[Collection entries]
++++++++++

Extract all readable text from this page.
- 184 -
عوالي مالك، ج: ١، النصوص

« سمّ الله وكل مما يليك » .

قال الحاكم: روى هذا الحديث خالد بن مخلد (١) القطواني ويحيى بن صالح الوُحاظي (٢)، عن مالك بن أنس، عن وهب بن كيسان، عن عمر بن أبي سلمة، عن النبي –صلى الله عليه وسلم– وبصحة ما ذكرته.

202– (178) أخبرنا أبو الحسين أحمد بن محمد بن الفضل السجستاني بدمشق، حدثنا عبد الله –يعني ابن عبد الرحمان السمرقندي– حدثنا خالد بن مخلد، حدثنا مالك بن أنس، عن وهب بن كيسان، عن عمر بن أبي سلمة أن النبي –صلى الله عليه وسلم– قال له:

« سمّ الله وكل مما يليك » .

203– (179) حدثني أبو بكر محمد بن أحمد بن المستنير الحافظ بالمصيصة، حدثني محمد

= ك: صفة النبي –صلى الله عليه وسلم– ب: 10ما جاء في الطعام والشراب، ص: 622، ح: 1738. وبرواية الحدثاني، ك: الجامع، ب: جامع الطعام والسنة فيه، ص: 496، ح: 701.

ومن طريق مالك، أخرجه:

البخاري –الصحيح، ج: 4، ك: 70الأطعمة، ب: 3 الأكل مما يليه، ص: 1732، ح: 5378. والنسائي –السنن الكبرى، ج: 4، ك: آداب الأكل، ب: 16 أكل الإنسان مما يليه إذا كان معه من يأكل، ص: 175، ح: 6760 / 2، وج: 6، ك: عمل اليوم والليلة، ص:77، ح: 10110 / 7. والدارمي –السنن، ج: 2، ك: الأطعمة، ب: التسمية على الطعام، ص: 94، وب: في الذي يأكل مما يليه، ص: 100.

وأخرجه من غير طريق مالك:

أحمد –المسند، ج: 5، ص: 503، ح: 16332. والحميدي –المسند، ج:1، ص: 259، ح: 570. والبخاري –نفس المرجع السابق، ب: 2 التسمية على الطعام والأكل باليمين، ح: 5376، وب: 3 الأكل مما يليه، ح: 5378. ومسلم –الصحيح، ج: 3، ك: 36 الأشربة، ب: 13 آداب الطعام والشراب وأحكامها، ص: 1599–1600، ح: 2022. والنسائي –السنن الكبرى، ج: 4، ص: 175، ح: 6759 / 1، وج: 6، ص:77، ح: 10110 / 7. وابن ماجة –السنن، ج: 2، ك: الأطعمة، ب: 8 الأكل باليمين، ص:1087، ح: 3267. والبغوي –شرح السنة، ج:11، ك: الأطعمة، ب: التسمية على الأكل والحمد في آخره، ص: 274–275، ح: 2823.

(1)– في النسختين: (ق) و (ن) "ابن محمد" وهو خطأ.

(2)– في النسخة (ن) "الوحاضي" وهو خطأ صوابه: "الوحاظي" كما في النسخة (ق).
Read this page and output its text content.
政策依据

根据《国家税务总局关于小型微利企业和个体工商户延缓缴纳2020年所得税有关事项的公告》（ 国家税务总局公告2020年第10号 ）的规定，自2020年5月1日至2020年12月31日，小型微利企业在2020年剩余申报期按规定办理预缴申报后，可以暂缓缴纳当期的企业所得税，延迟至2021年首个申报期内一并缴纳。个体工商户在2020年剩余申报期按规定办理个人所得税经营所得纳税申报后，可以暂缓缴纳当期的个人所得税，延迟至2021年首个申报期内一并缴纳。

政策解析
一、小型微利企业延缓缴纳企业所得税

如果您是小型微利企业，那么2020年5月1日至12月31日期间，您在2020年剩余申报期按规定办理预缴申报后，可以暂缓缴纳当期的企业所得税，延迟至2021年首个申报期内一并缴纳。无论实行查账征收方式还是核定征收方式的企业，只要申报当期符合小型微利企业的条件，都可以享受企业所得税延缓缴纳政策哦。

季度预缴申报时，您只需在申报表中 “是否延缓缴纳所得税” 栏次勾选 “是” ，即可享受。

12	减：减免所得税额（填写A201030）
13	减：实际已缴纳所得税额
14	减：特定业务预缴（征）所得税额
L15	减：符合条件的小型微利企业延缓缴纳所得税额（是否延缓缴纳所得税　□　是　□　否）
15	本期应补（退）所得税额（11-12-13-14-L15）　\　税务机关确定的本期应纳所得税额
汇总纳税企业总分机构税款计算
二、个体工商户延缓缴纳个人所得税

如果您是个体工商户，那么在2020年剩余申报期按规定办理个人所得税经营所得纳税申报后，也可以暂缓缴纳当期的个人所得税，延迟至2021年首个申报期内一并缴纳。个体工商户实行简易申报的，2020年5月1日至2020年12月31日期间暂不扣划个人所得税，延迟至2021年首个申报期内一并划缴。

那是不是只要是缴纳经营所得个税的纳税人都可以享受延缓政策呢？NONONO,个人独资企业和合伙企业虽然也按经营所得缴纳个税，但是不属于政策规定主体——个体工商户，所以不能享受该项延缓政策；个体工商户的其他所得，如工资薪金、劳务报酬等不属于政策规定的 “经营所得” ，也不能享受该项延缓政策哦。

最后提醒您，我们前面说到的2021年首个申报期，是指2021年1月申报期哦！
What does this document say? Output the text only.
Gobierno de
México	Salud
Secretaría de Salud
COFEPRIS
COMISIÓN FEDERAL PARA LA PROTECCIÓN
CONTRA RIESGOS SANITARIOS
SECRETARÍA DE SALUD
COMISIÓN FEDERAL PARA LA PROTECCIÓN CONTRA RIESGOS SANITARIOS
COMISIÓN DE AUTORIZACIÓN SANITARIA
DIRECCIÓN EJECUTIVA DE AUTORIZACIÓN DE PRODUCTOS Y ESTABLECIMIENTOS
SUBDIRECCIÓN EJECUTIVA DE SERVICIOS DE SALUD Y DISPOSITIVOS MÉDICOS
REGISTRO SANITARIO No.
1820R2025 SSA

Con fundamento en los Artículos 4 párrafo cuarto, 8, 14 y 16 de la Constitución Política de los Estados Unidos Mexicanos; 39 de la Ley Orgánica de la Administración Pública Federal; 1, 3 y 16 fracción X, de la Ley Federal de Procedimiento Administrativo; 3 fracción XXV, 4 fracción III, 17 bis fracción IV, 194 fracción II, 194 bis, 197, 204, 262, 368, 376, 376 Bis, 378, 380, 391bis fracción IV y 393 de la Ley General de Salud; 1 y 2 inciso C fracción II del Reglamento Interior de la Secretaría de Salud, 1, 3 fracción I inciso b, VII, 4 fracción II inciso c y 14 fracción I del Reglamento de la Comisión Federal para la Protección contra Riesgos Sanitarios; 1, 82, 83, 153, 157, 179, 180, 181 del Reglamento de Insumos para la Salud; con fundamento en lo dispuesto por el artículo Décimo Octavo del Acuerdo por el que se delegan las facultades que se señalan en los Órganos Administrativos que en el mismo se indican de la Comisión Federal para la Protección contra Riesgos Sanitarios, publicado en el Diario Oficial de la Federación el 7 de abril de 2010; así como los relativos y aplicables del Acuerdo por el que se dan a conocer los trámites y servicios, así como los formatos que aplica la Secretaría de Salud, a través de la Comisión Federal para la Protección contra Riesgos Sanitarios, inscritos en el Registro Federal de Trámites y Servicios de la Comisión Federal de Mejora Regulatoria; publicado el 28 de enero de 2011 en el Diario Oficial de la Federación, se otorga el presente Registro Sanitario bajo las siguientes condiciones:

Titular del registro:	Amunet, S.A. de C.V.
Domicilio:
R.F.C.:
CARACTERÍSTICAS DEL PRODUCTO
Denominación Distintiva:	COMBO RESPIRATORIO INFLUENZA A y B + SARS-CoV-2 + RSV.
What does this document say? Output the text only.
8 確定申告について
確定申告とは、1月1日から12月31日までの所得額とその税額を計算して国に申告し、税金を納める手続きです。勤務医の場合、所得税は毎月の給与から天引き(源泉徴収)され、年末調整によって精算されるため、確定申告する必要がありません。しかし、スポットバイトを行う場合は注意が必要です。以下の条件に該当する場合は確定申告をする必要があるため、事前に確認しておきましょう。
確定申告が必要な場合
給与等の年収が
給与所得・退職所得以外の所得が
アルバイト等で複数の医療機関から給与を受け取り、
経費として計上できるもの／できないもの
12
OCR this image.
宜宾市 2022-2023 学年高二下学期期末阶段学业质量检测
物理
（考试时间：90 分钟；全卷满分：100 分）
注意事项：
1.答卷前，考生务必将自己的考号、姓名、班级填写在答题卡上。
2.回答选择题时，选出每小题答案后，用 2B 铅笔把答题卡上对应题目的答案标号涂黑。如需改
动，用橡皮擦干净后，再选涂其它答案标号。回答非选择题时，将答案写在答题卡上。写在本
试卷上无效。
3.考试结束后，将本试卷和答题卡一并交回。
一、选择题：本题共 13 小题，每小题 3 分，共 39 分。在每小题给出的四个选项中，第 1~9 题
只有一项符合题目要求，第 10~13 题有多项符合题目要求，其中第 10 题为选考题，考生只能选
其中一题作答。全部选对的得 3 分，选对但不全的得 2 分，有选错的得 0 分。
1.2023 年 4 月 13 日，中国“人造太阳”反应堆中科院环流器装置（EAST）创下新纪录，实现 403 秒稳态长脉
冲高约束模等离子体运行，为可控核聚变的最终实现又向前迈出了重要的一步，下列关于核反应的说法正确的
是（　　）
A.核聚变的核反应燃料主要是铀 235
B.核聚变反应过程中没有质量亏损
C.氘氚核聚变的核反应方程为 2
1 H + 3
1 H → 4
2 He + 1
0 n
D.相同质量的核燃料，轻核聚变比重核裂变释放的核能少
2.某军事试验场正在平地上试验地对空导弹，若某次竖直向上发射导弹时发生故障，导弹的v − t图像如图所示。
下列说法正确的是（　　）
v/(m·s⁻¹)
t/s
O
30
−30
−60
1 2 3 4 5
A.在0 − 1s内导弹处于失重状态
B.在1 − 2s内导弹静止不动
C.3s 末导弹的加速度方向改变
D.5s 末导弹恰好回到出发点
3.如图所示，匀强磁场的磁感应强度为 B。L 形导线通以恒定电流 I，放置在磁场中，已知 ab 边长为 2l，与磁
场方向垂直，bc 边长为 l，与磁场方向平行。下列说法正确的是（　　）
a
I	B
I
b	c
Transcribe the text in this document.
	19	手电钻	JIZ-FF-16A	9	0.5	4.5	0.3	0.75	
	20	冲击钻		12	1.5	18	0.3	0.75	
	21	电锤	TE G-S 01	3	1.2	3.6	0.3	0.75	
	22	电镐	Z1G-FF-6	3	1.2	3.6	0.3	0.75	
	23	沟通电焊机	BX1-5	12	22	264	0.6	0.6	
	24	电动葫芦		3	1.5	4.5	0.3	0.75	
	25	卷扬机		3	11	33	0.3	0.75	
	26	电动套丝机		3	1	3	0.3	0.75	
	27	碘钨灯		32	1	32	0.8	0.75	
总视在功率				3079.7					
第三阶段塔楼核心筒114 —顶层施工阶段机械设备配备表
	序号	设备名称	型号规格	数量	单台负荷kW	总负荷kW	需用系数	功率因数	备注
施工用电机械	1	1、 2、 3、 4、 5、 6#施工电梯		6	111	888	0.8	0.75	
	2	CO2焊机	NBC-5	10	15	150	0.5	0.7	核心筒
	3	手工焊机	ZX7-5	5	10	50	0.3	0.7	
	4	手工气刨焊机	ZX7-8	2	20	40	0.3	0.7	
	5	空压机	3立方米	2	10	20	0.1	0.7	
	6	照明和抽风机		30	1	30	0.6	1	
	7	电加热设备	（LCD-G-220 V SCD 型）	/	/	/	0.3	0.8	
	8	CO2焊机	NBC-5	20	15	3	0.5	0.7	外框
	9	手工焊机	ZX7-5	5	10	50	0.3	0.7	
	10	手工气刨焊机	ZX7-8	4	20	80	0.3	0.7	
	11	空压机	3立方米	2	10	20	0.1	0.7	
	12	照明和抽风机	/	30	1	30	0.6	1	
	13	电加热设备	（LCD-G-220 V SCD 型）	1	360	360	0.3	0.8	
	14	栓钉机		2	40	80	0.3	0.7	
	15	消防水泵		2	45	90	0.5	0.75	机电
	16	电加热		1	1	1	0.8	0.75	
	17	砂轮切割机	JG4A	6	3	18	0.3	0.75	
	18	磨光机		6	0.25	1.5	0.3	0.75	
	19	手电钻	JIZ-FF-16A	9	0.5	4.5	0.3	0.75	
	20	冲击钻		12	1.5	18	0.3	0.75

++++++++++

Problem requirements:
Collect each line of the entries that has the word "AUTORIZACIÓN", copying it in full.

Output:
COMISIÓN DE AUTORIZACIÓN SANITARIA
DIRECCIÓN EJECUTIVA DE AUTORIZACIÓN DE PRODUCTOS Y ESTABLECIMIENTOS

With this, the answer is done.